STATED GOAL: Reproduce all of the data below without alteration; exclude every picture.

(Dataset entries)
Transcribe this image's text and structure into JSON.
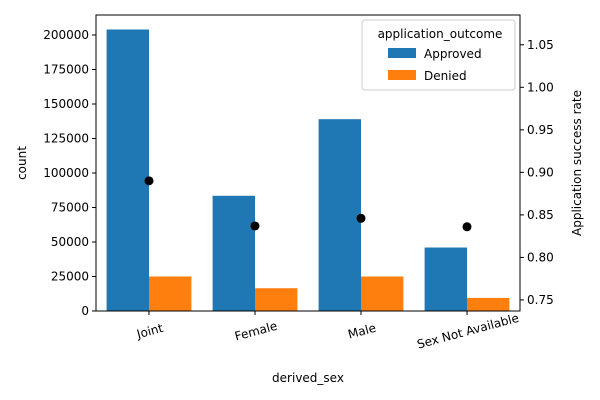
{
  "chart_data": {
    "type": "bar",
    "categories": [
      "Joint",
      "Female",
      "Male",
      "Sex Not Available"
    ],
    "series": [
      {
        "name": "Approved",
        "values": [
          204000,
          83500,
          139000,
          46000
        ],
        "color": "#1f77b4"
      },
      {
        "name": "Denied",
        "values": [
          25000,
          16500,
          25000,
          9500
        ],
        "color": "#ff7f0e"
      }
    ],
    "secondary_series": {
      "type": "scatter",
      "values": [
        0.89,
        0.837,
        0.846,
        0.836
      ],
      "color": "#000000"
    },
    "xlabel": "derived_sex",
    "ylabel": "count",
    "y2label": "Application success rate",
    "ylim": [
      0,
      214500
    ],
    "y2lim": [
      0.737,
      1.085
    ],
    "yticks": [
      0,
      25000,
      50000,
      75000,
      100000,
      125000,
      150000,
      175000,
      200000
    ],
    "y2ticks": [
      0.75,
      0.8,
      0.85,
      0.9,
      0.95,
      1.0,
      1.05
    ],
    "y2tick_labels": [
      "0.75",
      "0.80",
      "0.85",
      "0.90",
      "0.95",
      "1.00",
      "1.05"
    ],
    "legend": {
      "title": "application_outcome",
      "placement": "top-right"
    },
    "grid": false
  }
}
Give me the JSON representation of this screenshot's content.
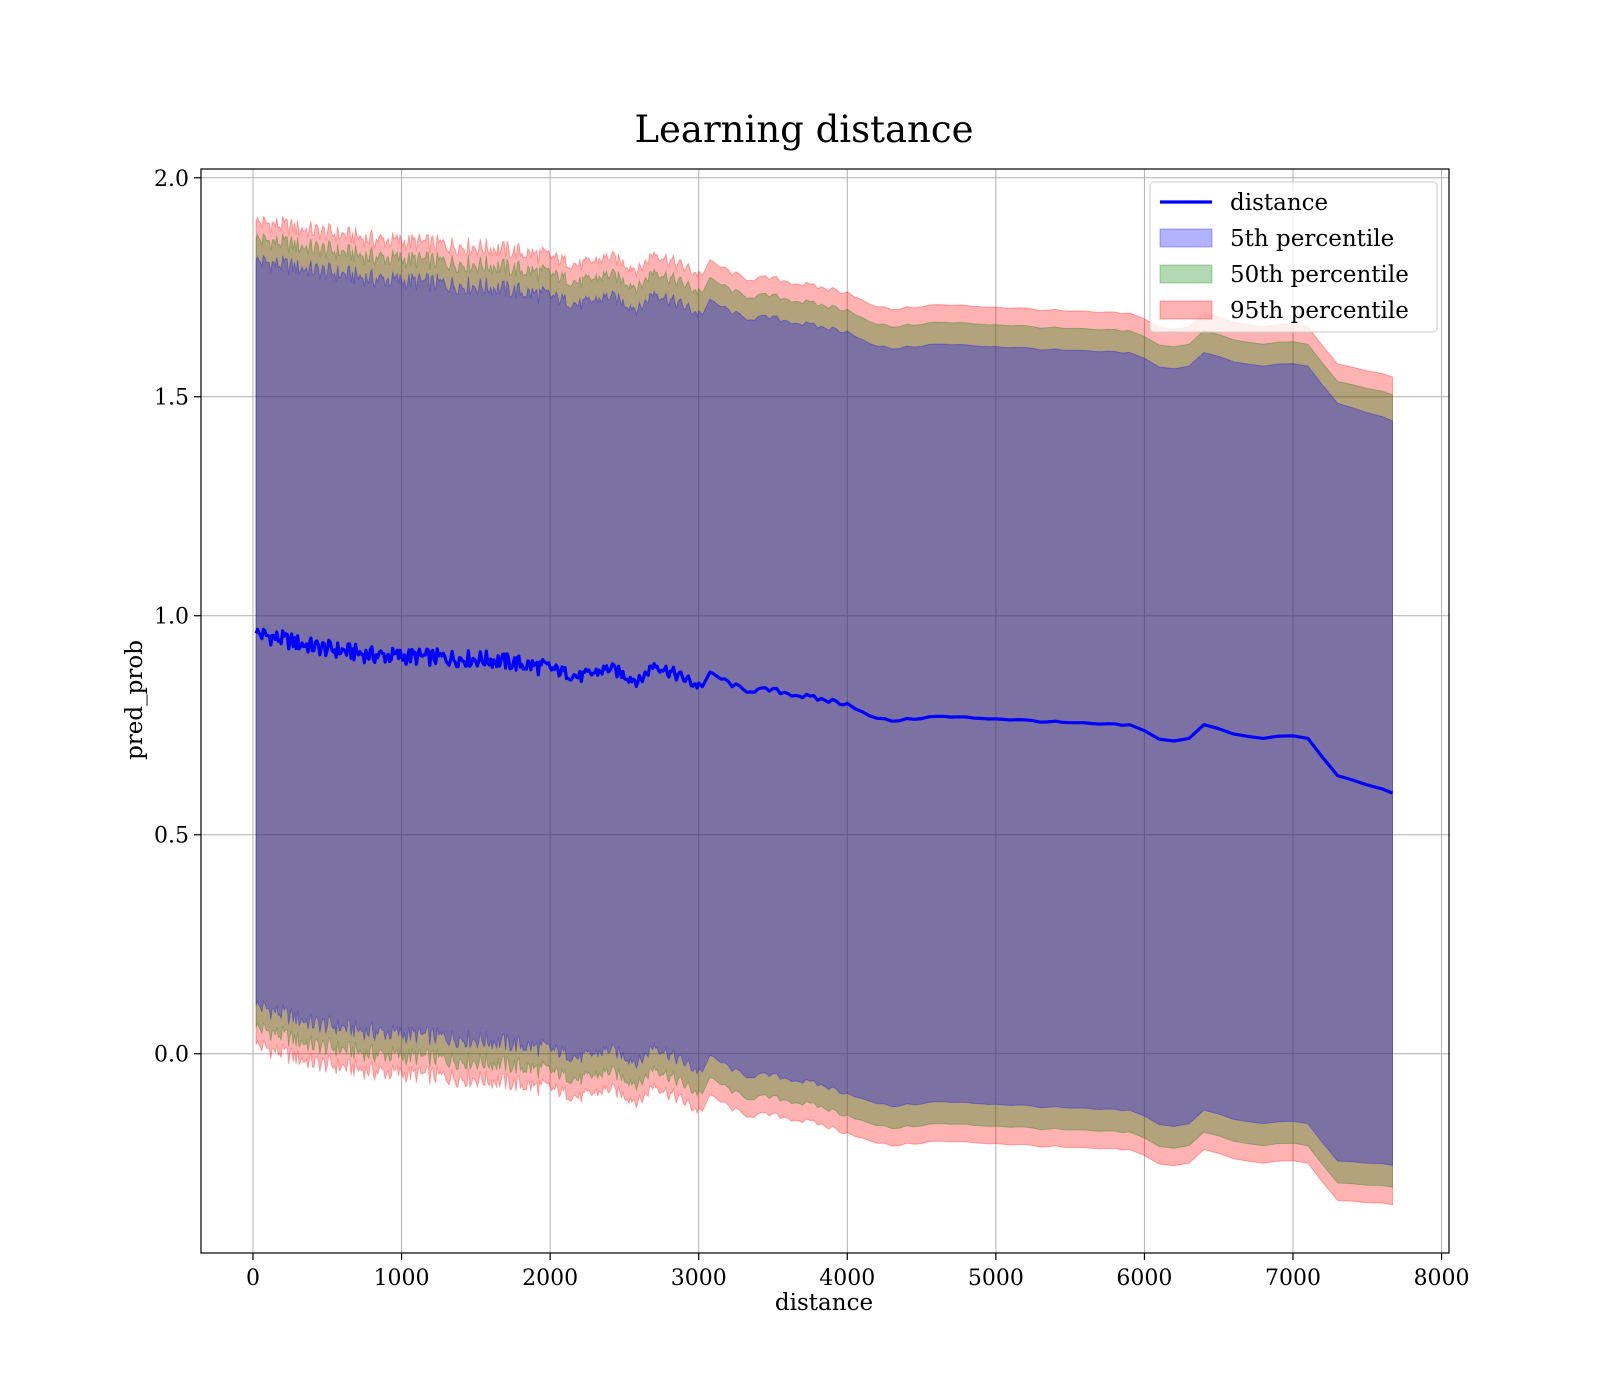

ANSWER IN FULL:
Transcribe this image's text and structure into JSON.
{
  "chart_data": {
    "type": "bar",
    "categories": [
      "Joint",
      "Female",
      "Male",
      "Sex Not Available"
    ],
    "series": [
      {
        "name": "Approved",
        "values": [
          204000,
          83500,
          139000,
          46000
        ],
        "color": "#1f77b4"
      },
      {
        "name": "Denied",
        "values": [
          25000,
          16500,
          25000,
          9500
        ],
        "color": "#ff7f0e"
      }
    ],
    "secondary_series": {
      "type": "scatter",
      "values": [
        0.89,
        0.837,
        0.846,
        0.836
      ],
      "color": "#000000"
    },
    "xlabel": "derived_sex",
    "ylabel": "count",
    "y2label": "Application success rate",
    "ylim": [
      0,
      214500
    ],
    "y2lim": [
      0.737,
      1.085
    ],
    "yticks": [
      0,
      25000,
      50000,
      75000,
      100000,
      125000,
      150000,
      175000,
      200000
    ],
    "y2ticks": [
      0.75,
      0.8,
      0.85,
      0.9,
      0.95,
      1.0,
      1.05
    ],
    "y2tick_labels": [
      "0.75",
      "0.80",
      "0.85",
      "0.90",
      "0.95",
      "1.00",
      "1.05"
    ],
    "legend": {
      "title": "application_outcome",
      "placement": "top-right"
    },
    "grid": false
  }
}
Give me the JSON representation of this screenshot's content.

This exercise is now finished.